§ Records supplied:
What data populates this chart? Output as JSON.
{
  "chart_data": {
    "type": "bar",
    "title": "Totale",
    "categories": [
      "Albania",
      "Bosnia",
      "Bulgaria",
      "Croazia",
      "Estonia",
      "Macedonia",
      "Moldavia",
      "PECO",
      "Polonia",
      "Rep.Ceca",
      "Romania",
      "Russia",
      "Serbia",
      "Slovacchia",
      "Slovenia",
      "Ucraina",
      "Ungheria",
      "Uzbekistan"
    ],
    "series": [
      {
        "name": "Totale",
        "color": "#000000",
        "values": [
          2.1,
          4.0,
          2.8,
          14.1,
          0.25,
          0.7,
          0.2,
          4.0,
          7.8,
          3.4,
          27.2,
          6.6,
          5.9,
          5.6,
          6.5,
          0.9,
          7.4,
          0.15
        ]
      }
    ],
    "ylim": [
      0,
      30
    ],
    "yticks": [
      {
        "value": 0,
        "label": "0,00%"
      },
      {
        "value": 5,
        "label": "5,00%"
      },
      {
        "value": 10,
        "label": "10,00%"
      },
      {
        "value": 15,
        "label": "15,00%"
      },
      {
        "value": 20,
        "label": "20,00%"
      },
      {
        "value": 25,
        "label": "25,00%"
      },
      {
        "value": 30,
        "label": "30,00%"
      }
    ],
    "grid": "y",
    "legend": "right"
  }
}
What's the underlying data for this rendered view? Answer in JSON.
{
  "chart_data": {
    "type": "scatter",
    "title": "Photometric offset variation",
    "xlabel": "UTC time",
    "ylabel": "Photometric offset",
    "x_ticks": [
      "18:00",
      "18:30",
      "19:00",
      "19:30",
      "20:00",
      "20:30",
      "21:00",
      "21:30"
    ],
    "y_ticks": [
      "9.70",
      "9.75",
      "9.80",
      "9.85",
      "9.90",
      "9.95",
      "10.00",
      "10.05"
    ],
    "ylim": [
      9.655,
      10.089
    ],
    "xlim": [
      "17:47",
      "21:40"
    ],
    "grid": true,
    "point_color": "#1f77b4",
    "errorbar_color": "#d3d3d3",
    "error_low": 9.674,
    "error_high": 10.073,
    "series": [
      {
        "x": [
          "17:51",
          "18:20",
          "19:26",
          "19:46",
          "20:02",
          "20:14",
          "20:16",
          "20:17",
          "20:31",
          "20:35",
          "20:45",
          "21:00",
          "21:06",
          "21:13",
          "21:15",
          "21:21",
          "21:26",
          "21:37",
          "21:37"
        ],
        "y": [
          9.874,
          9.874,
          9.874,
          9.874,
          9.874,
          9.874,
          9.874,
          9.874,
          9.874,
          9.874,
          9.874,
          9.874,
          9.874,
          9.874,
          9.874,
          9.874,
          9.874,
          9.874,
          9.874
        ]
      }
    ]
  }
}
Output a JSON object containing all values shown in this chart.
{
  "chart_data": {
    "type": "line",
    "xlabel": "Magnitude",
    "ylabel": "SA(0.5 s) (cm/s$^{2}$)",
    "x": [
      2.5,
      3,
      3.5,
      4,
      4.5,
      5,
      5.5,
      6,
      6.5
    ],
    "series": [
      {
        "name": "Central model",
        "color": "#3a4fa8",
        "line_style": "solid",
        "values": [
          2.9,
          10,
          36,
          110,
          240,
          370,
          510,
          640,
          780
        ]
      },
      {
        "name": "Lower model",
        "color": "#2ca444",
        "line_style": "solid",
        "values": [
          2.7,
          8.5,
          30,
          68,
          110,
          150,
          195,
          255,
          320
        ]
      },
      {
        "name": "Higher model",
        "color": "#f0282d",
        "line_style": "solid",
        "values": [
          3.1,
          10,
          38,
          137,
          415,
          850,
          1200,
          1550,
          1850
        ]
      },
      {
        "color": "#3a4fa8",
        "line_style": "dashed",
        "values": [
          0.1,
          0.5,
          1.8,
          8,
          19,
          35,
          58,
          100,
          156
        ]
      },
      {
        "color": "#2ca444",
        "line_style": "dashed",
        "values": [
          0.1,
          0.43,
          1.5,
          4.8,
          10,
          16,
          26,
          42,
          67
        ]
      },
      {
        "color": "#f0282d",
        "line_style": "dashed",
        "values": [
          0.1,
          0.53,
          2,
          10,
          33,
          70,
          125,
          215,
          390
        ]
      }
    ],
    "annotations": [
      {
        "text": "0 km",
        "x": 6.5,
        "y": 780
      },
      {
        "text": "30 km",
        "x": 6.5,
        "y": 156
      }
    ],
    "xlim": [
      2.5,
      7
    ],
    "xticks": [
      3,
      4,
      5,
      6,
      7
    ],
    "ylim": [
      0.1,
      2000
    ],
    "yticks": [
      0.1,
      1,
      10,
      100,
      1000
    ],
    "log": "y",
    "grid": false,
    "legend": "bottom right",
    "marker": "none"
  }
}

§ Written exercise: Determine how many lines in the records contain "this", and reply with the number only.

§ The reply: 3